» Your task:
Output the full listing word for word.

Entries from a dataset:
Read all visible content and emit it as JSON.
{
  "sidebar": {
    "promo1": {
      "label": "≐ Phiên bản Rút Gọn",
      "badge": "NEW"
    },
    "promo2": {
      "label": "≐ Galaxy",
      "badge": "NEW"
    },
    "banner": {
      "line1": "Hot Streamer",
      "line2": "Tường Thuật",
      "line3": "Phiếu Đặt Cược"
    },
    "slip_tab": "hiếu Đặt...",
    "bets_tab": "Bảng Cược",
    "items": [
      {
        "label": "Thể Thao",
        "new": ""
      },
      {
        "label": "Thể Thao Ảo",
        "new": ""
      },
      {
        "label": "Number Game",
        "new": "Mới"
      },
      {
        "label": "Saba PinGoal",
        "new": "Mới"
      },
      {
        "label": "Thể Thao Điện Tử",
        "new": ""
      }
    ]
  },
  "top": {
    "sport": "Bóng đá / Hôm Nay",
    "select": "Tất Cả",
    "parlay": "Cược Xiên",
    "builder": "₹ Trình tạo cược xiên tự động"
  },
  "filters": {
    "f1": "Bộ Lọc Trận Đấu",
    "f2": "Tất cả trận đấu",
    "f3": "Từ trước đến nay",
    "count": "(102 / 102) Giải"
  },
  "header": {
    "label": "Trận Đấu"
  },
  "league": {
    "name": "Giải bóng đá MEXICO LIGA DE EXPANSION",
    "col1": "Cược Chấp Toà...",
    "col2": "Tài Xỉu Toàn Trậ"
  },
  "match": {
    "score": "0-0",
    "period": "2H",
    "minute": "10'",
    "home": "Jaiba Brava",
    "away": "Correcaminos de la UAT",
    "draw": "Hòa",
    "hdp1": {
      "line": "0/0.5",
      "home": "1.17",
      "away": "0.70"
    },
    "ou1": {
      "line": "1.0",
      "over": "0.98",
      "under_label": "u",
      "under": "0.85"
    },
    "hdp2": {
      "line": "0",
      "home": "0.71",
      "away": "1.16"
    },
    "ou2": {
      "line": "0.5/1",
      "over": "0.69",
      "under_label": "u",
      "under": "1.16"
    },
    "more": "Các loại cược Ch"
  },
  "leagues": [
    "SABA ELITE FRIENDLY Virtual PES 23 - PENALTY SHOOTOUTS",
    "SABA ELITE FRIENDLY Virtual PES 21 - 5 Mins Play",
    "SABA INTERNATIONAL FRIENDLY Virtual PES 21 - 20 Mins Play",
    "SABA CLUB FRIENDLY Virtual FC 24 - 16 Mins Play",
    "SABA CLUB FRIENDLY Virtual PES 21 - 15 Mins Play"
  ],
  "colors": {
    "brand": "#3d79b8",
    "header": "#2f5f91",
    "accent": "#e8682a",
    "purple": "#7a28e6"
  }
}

» Exercise result:
Read all visible content and emit it as JSON.
{
  "sidebar": {
    "promo1": {
      "label": "≐ Phiên bản Rút Gọn",
      "badge": "NEW"
    },
    "promo2": {
      "label": "≐ Galaxy",
      "badge": "NEW"
    },
    "banner": {
      "line1": "Hot Streamer",
      "line2": "Tường Thuật",
      "line3": "Phiếu Đặt Cược"
    },
    "slip_tab": "hiếu Đặt...",
    "bets_tab": "Bảng Cược",
    "items": [
      {
        "label": "Thể Thao",
        "new": ""
      },
      {
        "label": "Thể Thao Ảo",
        "new": ""
      },
      {
        "label": "Number Game",
        "new": "Mới"
      },
      {
        "label": "Saba PinGoal",
        "new": "Mới"
      },
      {
        "label": "Thể Thao Điện Tử",
        "new": ""
      }
    ]
  },
  "top": {
    "sport": "Bóng đá / Hôm Nay",
    "select": "Tất Cả",
    "parlay": "Cược Xiên",
    "builder": "₹ Trình tạo cược xiên tự động"
  },
  "filters": {
    "f1": "Bộ Lọc Trận Đấu",
    "f2": "Tất cả trận đấu",
    "f3": "Từ trước đến nay",
    "count": "(102 / 102) Giải"
  },
  "header": {
    "label": "Trận Đấu"
  },
  "league": {
    "name": "Giải bóng đá MEXICO LIGA DE EXPANSION",
    "col1": "Cược Chấp Toà...",
    "col2": "Tài Xỉu Toàn Trậ"
  },
  "match": {
    "score": "0-0",
    "period": "2H",
    "minute": "10'",
    "home": "Jaiba Brava",
    "away": "Correcaminos de la UAT",
    "draw": "Hòa",
    "hdp1": {
      "line": "0/0.5",
      "home": "1.17",
      "away": "0.70"
    },
    "ou1": {
      "line": "1.0",
      "over": "0.98",
      "under_label": "u",
      "under": "0.85"
    },
    "hdp2": {
      "line": "0",
      "home": "0.71",
      "away": "1.16"
    },
    "ou2": {
      "line": "0.5/1",
      "over": "0.69",
      "under_label": "u",
      "under": "1.16"
    },
    "more": "Các loại cược Ch"
  },
  "leagues": [
    "SABA ELITE FRIENDLY Virtual PES 23 - PENALTY SHOOTOUTS",
    "SABA ELITE FRIENDLY Virtual PES 21 - 5 Mins Play",
    "SABA INTERNATIONAL FRIENDLY Virtual PES 21 - 20 Mins Play",
    "SABA CLUB FRIENDLY Virtual FC 24 - 16 Mins Play",
    "SABA CLUB FRIENDLY Virtual PES 21 - 15 Mins Play"
  ],
  "colors": {
    "brand": "#3d79b8",
    "header": "#2f5f91",
    "accent": "#e8682a",
    "purple": "#7a28e6"
  }
}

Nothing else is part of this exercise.